## Given problem
Transcribe all of the material exactly. Any picture in it should be left out.

## Task inputs
- - - - -

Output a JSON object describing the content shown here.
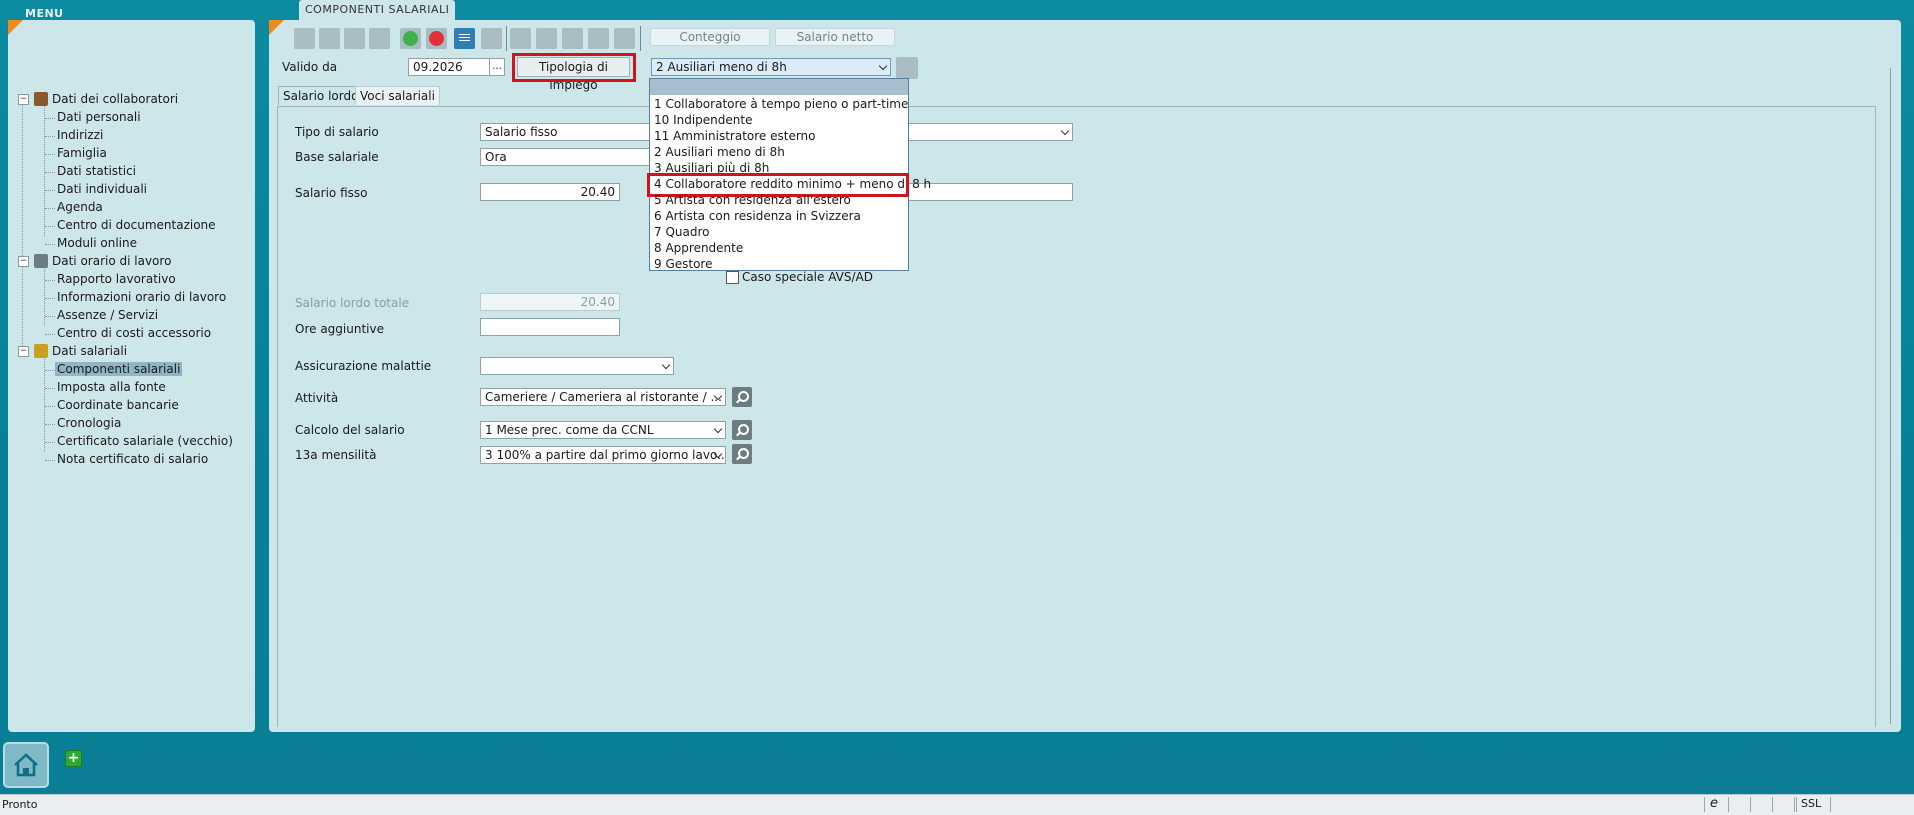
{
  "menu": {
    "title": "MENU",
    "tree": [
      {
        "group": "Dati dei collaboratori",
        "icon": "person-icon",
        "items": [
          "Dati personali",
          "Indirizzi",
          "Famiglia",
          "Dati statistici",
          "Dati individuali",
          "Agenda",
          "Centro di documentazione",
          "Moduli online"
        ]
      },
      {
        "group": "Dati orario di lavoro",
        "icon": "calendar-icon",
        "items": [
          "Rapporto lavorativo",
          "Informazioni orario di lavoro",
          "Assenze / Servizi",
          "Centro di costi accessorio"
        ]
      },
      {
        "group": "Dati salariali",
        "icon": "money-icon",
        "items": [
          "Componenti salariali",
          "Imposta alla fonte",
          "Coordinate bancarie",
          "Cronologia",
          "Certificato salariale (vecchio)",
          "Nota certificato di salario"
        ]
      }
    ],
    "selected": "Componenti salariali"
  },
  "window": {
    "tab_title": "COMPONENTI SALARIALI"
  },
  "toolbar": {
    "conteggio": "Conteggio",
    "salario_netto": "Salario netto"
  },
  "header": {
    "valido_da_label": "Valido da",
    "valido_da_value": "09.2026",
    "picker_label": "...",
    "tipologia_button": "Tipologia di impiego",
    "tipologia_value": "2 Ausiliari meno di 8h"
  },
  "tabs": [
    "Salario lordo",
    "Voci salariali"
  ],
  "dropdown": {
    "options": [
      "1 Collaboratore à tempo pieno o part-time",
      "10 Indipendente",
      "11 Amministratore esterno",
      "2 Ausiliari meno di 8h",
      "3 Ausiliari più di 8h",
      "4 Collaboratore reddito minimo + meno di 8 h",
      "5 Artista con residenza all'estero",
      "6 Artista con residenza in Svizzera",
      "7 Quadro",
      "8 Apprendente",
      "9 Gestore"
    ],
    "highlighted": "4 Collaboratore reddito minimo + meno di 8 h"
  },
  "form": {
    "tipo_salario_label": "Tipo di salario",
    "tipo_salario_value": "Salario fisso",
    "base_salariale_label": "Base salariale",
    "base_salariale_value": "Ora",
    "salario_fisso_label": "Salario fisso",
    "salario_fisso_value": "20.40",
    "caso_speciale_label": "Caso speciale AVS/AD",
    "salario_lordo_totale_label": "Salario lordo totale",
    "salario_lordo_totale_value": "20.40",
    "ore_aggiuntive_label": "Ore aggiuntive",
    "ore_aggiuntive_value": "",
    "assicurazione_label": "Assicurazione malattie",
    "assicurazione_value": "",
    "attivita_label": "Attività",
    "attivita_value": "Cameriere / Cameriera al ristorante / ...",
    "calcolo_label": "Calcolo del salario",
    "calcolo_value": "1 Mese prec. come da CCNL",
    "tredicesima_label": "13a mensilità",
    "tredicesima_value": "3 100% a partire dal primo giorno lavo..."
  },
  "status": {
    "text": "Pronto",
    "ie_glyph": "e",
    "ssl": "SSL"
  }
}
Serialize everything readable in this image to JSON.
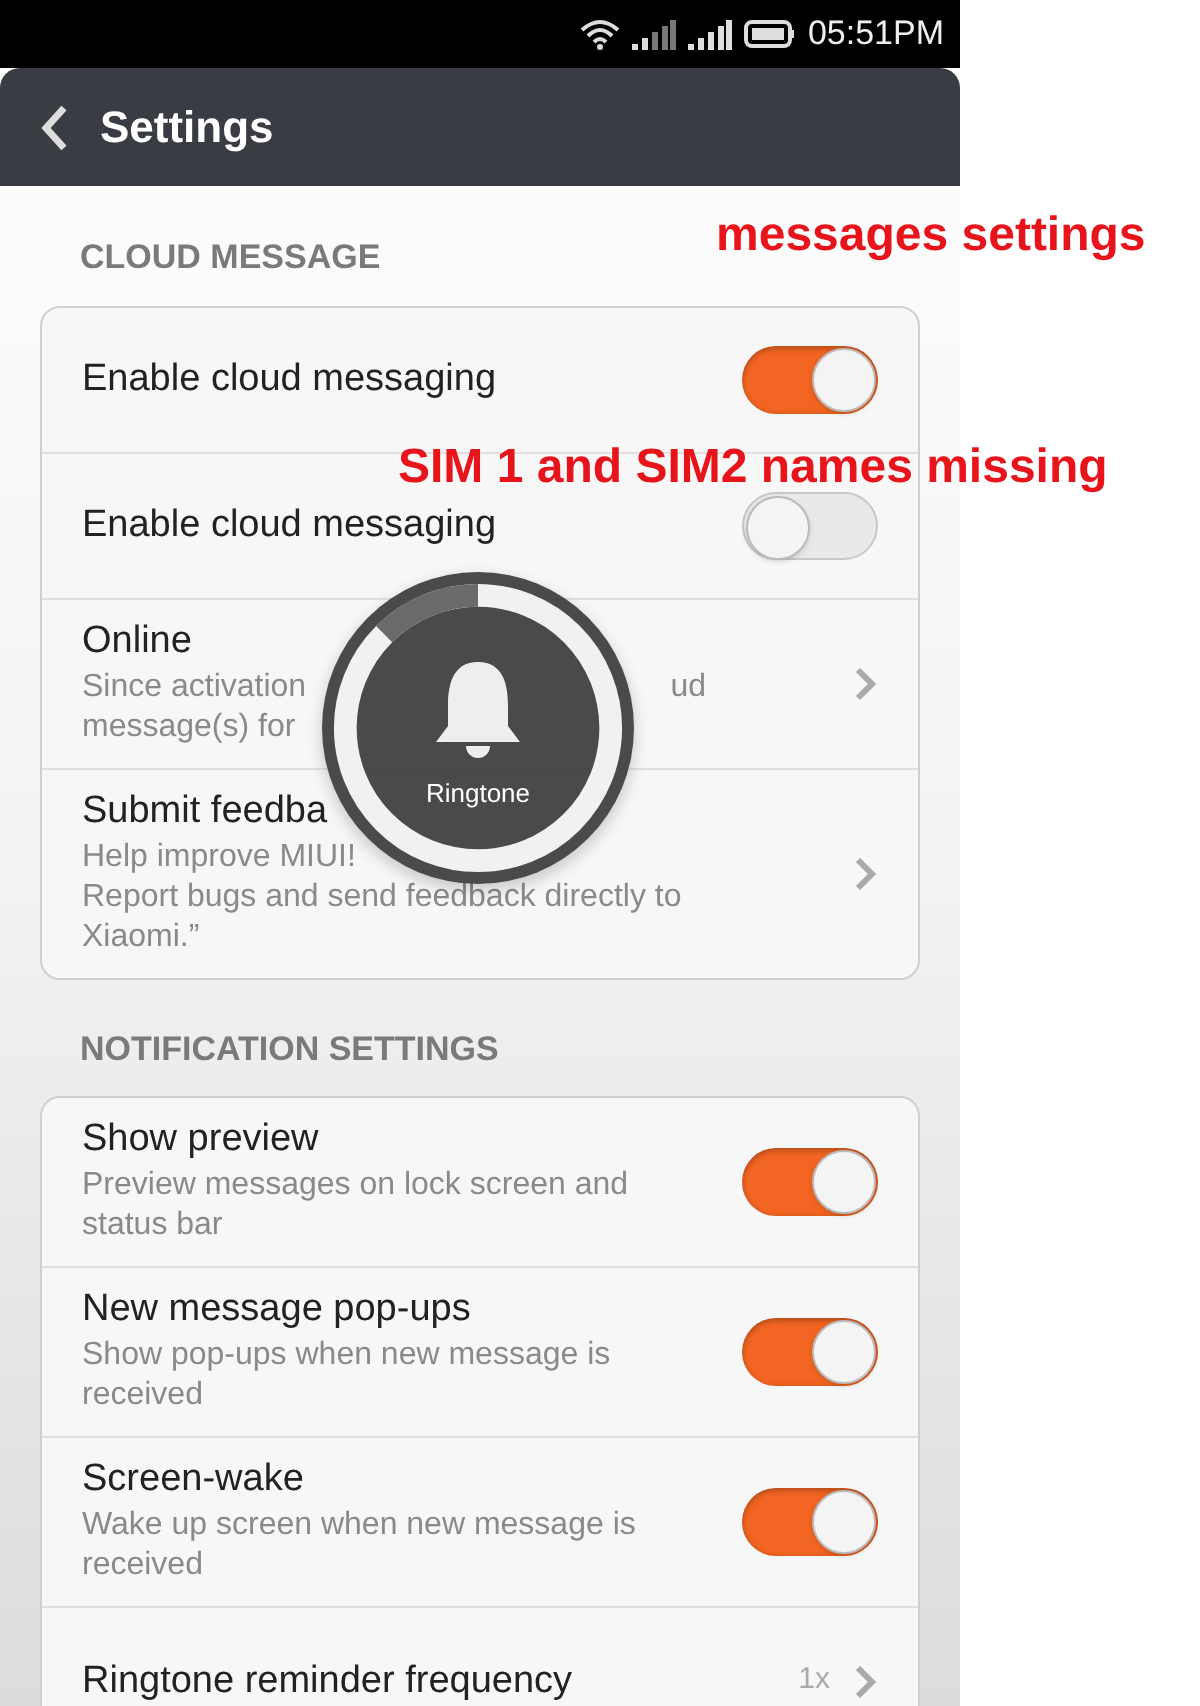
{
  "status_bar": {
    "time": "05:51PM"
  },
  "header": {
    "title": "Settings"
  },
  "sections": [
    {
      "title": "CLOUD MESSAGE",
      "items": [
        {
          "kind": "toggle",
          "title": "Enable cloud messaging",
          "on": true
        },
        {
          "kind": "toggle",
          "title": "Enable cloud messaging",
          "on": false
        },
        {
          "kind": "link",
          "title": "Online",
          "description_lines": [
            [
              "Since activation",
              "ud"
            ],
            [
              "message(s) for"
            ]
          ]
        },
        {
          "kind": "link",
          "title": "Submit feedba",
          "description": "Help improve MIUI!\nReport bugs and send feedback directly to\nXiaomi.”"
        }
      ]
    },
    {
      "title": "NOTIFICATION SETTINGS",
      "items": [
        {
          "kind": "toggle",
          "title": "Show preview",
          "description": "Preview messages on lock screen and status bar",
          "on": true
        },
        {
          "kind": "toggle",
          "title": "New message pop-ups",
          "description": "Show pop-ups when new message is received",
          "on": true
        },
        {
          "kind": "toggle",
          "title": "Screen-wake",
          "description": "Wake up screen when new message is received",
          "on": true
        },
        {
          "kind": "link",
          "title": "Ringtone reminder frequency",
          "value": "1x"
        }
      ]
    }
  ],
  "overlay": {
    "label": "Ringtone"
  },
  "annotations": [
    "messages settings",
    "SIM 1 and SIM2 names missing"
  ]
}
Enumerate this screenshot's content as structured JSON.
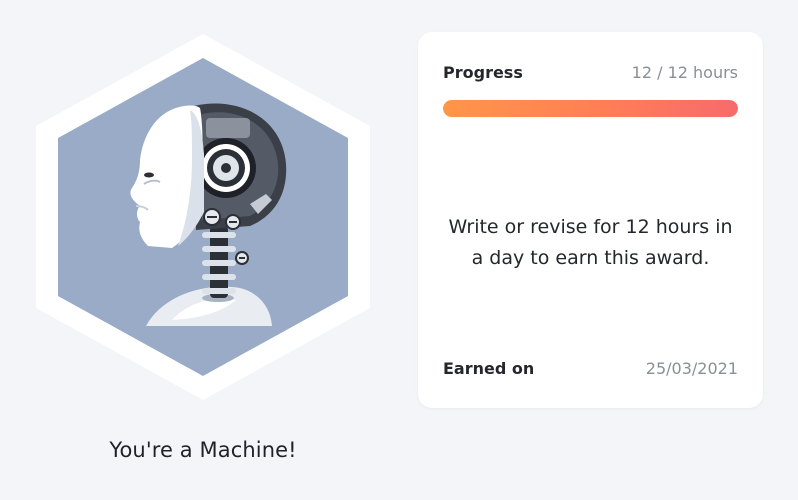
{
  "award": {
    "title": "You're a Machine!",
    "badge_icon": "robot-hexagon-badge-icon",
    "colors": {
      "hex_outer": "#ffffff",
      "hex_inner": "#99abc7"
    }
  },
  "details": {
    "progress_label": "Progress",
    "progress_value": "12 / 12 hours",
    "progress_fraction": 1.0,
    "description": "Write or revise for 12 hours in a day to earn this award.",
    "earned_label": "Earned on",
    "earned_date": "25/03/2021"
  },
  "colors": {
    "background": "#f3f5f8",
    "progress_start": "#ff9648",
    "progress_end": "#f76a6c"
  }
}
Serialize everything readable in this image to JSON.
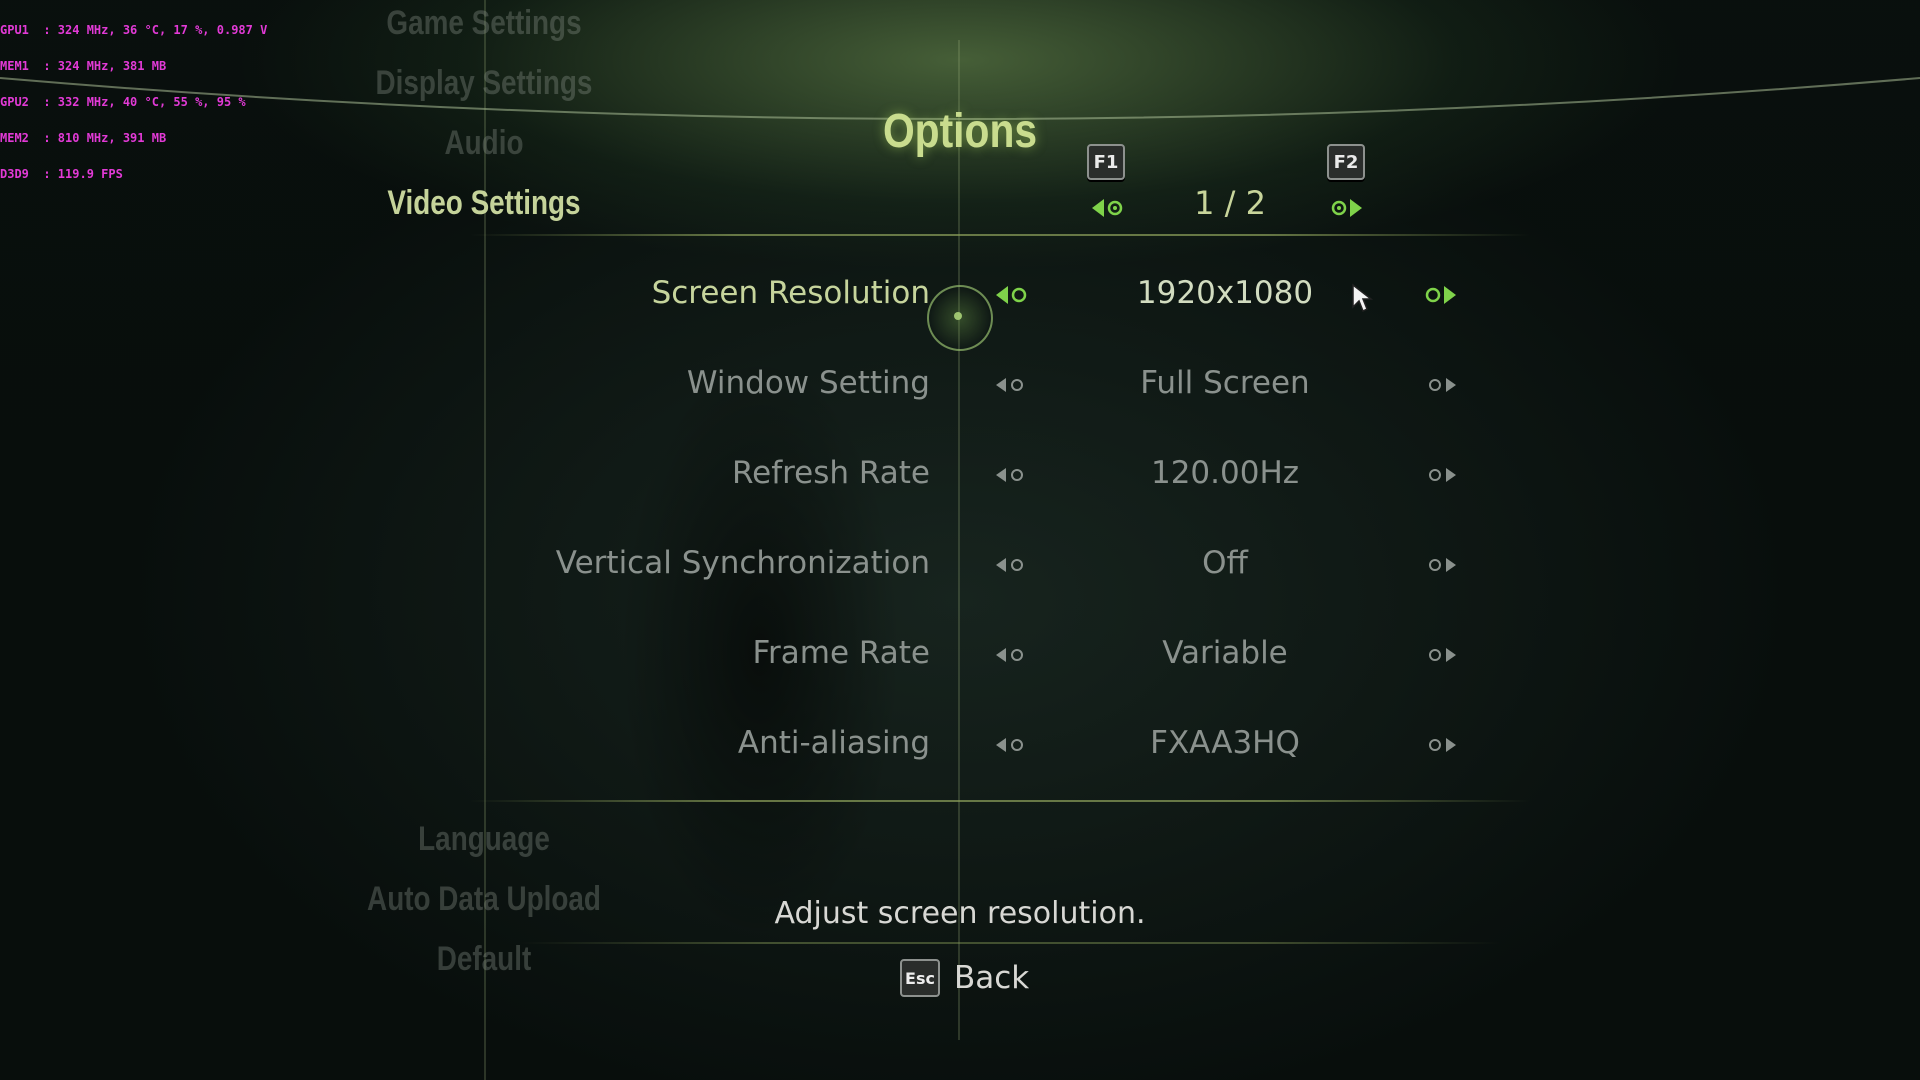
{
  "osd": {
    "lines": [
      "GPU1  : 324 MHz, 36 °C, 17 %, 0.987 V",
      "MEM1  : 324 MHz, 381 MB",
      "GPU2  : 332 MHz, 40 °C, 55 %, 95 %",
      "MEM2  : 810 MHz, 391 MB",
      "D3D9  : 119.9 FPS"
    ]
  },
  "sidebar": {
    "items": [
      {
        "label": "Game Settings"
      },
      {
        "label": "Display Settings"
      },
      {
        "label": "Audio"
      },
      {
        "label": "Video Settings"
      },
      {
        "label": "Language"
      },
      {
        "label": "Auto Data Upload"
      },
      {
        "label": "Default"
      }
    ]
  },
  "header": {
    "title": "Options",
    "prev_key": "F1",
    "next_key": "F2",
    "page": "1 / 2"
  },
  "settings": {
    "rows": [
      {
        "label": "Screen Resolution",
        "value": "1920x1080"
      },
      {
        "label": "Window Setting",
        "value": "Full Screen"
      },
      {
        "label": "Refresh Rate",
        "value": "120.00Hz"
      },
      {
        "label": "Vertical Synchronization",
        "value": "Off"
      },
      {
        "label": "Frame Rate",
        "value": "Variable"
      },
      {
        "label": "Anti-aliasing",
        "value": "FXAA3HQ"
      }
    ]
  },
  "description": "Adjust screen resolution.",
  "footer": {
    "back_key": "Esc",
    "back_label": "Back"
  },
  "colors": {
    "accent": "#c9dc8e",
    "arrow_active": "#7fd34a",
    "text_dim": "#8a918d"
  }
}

- - - - -

## Response to this exercise
Output a JSON object describing the content shown here.
{
  "menu": {
    "title": "MENU",
    "tree": [
      {
        "group": "Dati dei collaboratori",
        "icon": "person-icon",
        "items": [
          "Dati personali",
          "Indirizzi",
          "Famiglia",
          "Dati statistici",
          "Dati individuali",
          "Agenda",
          "Centro di documentazione",
          "Moduli online"
        ]
      },
      {
        "group": "Dati orario di lavoro",
        "icon": "calendar-icon",
        "items": [
          "Rapporto lavorativo",
          "Informazioni orario di lavoro",
          "Assenze / Servizi",
          "Centro di costi accessorio"
        ]
      },
      {
        "group": "Dati salariali",
        "icon": "money-icon",
        "items": [
          "Componenti salariali",
          "Imposta alla fonte",
          "Coordinate bancarie",
          "Cronologia",
          "Certificato salariale (vecchio)",
          "Nota certificato di salario"
        ]
      }
    ],
    "selected": "Componenti salariali"
  },
  "window": {
    "tab_title": "COMPONENTI SALARIALI"
  },
  "toolbar": {
    "conteggio": "Conteggio",
    "salario_netto": "Salario netto"
  },
  "header": {
    "valido_da_label": "Valido da",
    "valido_da_value": "09.2026",
    "picker_label": "...",
    "tipologia_button": "Tipologia di impiego",
    "tipologia_value": "2 Ausiliari meno di 8h"
  },
  "tabs": [
    "Salario lordo",
    "Voci salariali"
  ],
  "dropdown": {
    "options": [
      "1 Collaboratore à tempo pieno o part-time",
      "10 Indipendente",
      "11 Amministratore esterno",
      "2 Ausiliari meno di 8h",
      "3 Ausiliari più di 8h",
      "4 Collaboratore reddito minimo + meno di 8 h",
      "5 Artista con residenza all'estero",
      "6 Artista con residenza in Svizzera",
      "7 Quadro",
      "8 Apprendente",
      "9 Gestore"
    ],
    "highlighted": "4 Collaboratore reddito minimo + meno di 8 h"
  },
  "form": {
    "tipo_salario_label": "Tipo di salario",
    "tipo_salario_value": "Salario fisso",
    "base_salariale_label": "Base salariale",
    "base_salariale_value": "Ora",
    "salario_fisso_label": "Salario fisso",
    "salario_fisso_value": "20.40",
    "caso_speciale_label": "Caso speciale AVS/AD",
    "salario_lordo_totale_label": "Salario lordo totale",
    "salario_lordo_totale_value": "20.40",
    "ore_aggiuntive_label": "Ore aggiuntive",
    "ore_aggiuntive_value": "",
    "assicurazione_label": "Assicurazione malattie",
    "assicurazione_value": "",
    "attivita_label": "Attività",
    "attivita_value": "Cameriere / Cameriera al ristorante / ...",
    "calcolo_label": "Calcolo del salario",
    "calcolo_value": "1 Mese prec. come da CCNL",
    "tredicesima_label": "13a mensilità",
    "tredicesima_value": "3 100% a partire dal primo giorno lavo..."
  },
  "status": {
    "text": "Pronto",
    "ie_glyph": "e",
    "ssl": "SSL"
  }
}
Serialize everything readable in this image to JSON.
{
  "status_bar": {
    "time": "05:51PM"
  },
  "header": {
    "title": "Settings"
  },
  "sections": [
    {
      "title": "CLOUD MESSAGE",
      "items": [
        {
          "kind": "toggle",
          "title": "Enable cloud messaging",
          "on": true
        },
        {
          "kind": "toggle",
          "title": "Enable cloud messaging",
          "on": false
        },
        {
          "kind": "link",
          "title": "Online",
          "description_lines": [
            [
              "Since activation",
              "ud"
            ],
            [
              "message(s) for"
            ]
          ]
        },
        {
          "kind": "link",
          "title": "Submit feedba",
          "description": "Help improve MIUI!\nReport bugs and send feedback directly to\nXiaomi.”"
        }
      ]
    },
    {
      "title": "NOTIFICATION SETTINGS",
      "items": [
        {
          "kind": "toggle",
          "title": "Show preview",
          "description": "Preview messages on lock screen and status bar",
          "on": true
        },
        {
          "kind": "toggle",
          "title": "New message pop-ups",
          "description": "Show pop-ups when new message is received",
          "on": true
        },
        {
          "kind": "toggle",
          "title": "Screen-wake",
          "description": "Wake up screen when new message is received",
          "on": true
        },
        {
          "kind": "link",
          "title": "Ringtone reminder frequency",
          "value": "1x"
        }
      ]
    }
  ],
  "overlay": {
    "label": "Ringtone"
  },
  "annotations": [
    "messages settings",
    "SIM 1 and SIM2 names missing"
  ]
}
Enumerate this screenshot's content as structured JSON.
{
  "award": {
    "title": "You're a Machine!",
    "badge_icon": "robot-hexagon-badge-icon",
    "colors": {
      "hex_outer": "#ffffff",
      "hex_inner": "#99abc7"
    }
  },
  "details": {
    "progress_label": "Progress",
    "progress_value": "12 / 12 hours",
    "progress_fraction": 1.0,
    "description": "Write or revise for 12 hours in a day to earn this award.",
    "earned_label": "Earned on",
    "earned_date": "25/03/2021"
  },
  "colors": {
    "background": "#f3f5f8",
    "progress_start": "#ff9648",
    "progress_end": "#f76a6c"
  }
}
Serialize everything readable in this image to JSON.
{
  "osd": {
    "lines": [
      "GPU1  : 324 MHz, 36 °C, 17 %, 0.987 V",
      "MEM1  : 324 MHz, 381 MB",
      "GPU2  : 332 MHz, 40 °C, 55 %, 95 %",
      "MEM2  : 810 MHz, 391 MB",
      "D3D9  : 119.9 FPS"
    ]
  },
  "sidebar": {
    "items": [
      {
        "label": "Game Settings"
      },
      {
        "label": "Display Settings"
      },
      {
        "label": "Audio"
      },
      {
        "label": "Video Settings"
      },
      {
        "label": "Language"
      },
      {
        "label": "Auto Data Upload"
      },
      {
        "label": "Default"
      }
    ]
  },
  "header": {
    "title": "Options",
    "prev_key": "F1",
    "next_key": "F2",
    "page": "1 / 2"
  },
  "settings": {
    "rows": [
      {
        "label": "Screen Resolution",
        "value": "1920x1080"
      },
      {
        "label": "Window Setting",
        "value": "Full Screen"
      },
      {
        "label": "Refresh Rate",
        "value": "120.00Hz"
      },
      {
        "label": "Vertical Synchronization",
        "value": "Off"
      },
      {
        "label": "Frame Rate",
        "value": "Variable"
      },
      {
        "label": "Anti-aliasing",
        "value": "FXAA3HQ"
      }
    ]
  },
  "description": "Adjust screen resolution.",
  "footer": {
    "back_key": "Esc",
    "back_label": "Back"
  },
  "colors": {
    "accent": "#c9dc8e",
    "arrow_active": "#7fd34a",
    "text_dim": "#8a918d"
  }
}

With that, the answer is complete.